### Exercise data
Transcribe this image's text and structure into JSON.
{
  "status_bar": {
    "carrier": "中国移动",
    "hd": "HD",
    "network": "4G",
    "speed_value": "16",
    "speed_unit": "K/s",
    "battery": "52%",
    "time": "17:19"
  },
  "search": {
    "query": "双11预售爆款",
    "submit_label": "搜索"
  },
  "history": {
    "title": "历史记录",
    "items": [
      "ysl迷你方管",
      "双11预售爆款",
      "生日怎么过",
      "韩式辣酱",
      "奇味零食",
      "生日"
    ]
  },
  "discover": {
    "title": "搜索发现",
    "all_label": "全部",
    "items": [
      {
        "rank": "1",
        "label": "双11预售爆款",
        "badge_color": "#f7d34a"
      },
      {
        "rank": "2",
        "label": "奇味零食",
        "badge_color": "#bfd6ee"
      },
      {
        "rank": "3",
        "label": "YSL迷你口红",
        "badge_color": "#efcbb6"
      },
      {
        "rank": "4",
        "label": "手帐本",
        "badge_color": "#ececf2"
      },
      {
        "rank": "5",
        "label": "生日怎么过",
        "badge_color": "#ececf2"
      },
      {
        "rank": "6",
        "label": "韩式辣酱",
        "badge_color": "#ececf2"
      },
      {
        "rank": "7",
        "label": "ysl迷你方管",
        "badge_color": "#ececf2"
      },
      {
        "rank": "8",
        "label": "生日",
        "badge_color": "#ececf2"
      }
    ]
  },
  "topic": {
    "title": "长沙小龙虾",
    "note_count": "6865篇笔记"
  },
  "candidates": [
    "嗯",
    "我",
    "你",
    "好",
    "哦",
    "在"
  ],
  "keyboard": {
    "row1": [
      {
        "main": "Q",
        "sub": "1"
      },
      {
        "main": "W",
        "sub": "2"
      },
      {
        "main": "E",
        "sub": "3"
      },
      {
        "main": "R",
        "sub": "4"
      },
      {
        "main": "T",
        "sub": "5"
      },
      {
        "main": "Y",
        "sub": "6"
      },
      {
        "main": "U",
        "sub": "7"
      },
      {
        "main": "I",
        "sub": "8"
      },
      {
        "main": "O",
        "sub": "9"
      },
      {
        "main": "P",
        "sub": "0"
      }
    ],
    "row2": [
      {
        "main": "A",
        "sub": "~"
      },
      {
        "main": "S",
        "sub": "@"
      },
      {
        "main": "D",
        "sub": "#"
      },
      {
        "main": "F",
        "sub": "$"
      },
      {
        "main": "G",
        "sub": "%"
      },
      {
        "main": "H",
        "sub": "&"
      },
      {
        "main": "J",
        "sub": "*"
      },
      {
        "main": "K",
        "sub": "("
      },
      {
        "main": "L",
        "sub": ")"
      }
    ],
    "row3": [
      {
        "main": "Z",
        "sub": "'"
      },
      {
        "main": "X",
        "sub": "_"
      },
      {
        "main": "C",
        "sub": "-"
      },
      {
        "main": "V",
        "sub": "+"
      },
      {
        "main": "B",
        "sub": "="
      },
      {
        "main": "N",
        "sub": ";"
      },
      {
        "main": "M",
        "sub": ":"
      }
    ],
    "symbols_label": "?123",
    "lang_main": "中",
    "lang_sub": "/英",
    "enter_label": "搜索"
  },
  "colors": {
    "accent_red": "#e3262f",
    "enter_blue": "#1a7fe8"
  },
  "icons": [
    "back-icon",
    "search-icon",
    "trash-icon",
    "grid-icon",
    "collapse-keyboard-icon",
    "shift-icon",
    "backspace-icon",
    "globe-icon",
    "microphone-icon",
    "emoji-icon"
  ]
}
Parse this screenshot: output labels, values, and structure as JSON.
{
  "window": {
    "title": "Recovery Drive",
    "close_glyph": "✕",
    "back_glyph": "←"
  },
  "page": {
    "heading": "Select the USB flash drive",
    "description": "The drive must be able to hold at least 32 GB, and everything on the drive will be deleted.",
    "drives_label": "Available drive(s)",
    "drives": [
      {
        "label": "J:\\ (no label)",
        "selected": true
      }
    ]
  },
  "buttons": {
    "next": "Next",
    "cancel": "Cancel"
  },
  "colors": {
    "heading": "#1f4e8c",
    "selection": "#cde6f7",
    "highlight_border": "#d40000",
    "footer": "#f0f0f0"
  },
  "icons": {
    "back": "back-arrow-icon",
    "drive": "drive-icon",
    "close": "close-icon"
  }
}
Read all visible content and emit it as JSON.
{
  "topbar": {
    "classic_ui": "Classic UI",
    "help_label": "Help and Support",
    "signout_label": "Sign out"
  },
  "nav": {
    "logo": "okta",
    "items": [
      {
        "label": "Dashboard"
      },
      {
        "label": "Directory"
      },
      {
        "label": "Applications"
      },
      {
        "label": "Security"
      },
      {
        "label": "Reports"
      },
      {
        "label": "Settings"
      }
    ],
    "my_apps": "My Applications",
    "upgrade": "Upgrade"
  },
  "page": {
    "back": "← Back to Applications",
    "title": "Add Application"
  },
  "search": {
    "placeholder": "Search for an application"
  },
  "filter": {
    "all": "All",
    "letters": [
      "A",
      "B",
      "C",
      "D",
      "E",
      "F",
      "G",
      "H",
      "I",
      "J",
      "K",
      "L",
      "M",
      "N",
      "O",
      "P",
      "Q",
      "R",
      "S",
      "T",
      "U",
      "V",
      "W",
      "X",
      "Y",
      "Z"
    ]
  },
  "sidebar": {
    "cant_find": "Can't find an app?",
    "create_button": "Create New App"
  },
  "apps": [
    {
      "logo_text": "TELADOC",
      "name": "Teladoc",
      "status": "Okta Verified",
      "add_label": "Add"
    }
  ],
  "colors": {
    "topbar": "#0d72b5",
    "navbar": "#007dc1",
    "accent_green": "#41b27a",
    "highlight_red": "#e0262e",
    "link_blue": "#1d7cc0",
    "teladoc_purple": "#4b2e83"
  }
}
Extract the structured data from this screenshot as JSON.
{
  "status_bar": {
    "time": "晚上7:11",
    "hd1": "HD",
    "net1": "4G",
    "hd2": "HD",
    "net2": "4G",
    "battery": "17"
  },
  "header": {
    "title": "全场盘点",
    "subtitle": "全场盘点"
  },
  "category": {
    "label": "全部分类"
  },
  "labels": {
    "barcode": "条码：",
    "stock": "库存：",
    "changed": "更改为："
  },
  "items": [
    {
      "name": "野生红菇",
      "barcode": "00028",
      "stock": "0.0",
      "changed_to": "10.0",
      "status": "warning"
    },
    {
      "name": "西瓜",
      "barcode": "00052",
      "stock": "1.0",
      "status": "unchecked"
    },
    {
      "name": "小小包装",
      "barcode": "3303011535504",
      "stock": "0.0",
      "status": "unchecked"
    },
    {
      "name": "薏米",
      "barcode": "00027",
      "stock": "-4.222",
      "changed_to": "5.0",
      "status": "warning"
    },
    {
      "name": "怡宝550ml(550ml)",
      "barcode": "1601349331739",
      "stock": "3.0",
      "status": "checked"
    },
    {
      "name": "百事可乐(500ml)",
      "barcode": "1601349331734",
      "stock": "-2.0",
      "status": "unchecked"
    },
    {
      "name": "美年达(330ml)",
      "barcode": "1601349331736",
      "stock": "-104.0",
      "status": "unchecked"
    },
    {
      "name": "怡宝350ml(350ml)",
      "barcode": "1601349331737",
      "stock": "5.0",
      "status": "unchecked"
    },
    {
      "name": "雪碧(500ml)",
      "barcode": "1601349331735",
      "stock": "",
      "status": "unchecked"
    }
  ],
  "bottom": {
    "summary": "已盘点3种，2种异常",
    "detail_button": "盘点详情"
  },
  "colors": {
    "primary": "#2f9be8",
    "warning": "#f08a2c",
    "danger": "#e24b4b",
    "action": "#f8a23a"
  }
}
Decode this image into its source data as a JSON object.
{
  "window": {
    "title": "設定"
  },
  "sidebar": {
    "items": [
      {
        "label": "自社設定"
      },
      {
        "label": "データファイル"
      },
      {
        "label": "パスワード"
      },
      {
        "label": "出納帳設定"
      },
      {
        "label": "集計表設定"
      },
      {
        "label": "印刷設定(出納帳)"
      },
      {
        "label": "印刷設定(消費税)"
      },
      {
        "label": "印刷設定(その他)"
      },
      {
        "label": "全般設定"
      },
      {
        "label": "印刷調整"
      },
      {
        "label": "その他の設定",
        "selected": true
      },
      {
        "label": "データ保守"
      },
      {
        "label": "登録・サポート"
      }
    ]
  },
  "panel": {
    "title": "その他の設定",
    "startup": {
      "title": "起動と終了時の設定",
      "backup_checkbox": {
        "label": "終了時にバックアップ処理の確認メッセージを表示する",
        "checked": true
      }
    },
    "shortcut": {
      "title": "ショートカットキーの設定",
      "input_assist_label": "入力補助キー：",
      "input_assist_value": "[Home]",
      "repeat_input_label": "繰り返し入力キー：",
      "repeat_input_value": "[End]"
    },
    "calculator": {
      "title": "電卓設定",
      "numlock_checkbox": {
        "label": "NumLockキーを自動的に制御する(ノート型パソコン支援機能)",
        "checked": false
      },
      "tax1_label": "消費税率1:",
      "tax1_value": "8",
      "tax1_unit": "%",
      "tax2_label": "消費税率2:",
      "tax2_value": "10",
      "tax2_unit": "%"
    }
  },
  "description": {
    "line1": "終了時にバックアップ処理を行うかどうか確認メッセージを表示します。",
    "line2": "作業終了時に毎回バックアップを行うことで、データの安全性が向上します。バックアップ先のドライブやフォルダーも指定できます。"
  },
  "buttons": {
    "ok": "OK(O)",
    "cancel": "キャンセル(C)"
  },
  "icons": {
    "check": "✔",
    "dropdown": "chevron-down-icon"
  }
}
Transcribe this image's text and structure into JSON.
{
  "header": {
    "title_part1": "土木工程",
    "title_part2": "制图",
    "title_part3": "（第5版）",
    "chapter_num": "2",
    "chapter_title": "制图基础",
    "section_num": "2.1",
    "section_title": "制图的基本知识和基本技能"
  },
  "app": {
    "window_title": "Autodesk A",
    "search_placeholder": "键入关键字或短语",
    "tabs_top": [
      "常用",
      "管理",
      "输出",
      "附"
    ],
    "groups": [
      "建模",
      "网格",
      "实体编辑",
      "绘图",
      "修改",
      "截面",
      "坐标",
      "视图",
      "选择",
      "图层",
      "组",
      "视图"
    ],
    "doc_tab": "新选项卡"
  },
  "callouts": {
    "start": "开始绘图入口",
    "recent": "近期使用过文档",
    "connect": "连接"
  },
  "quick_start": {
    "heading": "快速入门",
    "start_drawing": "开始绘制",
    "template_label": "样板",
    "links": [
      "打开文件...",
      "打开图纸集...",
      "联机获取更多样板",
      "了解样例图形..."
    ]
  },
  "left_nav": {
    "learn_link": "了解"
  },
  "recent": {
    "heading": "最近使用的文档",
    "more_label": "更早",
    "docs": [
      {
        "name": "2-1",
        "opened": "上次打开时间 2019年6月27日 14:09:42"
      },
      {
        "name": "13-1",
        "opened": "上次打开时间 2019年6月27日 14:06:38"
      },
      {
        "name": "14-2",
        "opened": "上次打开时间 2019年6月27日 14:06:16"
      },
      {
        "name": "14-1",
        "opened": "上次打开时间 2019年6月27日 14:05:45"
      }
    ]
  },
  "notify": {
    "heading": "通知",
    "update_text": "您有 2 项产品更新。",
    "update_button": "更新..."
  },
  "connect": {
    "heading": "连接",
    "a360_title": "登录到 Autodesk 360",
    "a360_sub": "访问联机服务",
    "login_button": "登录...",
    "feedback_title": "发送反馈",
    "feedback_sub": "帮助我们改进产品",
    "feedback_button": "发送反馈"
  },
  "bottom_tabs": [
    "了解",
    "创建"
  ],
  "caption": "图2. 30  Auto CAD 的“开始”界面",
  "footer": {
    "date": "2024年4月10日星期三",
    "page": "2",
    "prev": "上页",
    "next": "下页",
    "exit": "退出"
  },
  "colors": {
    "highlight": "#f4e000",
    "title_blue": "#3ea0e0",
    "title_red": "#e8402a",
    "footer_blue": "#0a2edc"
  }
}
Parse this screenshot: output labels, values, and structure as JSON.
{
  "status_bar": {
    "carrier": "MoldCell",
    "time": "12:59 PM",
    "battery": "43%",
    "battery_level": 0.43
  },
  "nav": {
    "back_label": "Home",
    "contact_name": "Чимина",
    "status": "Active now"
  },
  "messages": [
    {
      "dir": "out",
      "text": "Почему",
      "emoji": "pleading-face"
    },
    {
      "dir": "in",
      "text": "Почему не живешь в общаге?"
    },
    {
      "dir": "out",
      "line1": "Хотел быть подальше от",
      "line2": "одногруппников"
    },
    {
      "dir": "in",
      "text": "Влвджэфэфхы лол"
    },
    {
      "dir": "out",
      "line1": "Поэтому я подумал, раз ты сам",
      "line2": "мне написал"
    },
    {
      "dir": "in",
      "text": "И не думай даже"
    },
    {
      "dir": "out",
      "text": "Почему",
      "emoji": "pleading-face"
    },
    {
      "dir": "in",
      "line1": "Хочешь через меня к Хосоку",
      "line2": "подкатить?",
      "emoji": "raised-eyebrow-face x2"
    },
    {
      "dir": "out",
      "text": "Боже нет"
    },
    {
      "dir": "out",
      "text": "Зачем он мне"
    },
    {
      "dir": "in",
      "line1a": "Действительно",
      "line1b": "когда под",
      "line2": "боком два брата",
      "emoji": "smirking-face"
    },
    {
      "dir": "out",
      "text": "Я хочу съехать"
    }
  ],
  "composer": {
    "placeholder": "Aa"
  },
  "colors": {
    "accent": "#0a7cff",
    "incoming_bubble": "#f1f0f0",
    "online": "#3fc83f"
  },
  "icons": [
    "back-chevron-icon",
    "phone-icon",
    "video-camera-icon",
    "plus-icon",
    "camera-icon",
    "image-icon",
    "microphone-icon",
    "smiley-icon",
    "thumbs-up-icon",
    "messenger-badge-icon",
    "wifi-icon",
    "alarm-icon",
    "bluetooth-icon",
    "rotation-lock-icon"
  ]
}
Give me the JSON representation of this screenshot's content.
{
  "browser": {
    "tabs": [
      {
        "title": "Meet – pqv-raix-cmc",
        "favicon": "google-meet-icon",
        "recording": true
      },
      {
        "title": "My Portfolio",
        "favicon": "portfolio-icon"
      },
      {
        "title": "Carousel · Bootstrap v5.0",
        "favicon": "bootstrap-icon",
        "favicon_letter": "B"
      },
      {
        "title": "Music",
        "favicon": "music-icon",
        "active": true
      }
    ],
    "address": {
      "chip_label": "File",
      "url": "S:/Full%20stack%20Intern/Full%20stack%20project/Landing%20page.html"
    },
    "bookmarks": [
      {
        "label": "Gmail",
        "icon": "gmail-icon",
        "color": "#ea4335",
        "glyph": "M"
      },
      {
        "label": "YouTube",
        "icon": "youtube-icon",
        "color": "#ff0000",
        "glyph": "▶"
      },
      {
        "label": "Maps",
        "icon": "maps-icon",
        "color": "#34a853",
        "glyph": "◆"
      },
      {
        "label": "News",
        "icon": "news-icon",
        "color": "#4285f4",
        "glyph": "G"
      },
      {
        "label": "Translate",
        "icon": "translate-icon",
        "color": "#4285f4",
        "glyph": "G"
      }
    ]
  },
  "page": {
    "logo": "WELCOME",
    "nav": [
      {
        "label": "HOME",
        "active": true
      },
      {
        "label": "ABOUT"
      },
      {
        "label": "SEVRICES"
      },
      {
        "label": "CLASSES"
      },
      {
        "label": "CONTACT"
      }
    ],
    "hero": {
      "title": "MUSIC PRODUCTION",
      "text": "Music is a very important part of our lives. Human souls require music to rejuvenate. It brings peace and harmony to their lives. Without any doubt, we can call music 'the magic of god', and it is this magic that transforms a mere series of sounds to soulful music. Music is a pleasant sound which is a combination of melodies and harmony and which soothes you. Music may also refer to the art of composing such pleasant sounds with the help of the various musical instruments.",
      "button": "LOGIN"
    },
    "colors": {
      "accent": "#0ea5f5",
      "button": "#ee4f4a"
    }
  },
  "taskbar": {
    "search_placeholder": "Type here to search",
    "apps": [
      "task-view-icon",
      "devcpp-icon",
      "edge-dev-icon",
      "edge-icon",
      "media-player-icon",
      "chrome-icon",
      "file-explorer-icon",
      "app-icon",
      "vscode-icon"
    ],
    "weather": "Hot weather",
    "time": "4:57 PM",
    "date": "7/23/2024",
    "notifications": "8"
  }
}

### Written exercise
Find all the lines containing "heading" in the material, then copy them.

### The result
    "heading": "Select the USB flash drive",
    "heading": "#1f4e8c",
    "heading": "快速入门",
    "heading": "最近使用的文档",
    "heading": "通知",
    "heading": "连接",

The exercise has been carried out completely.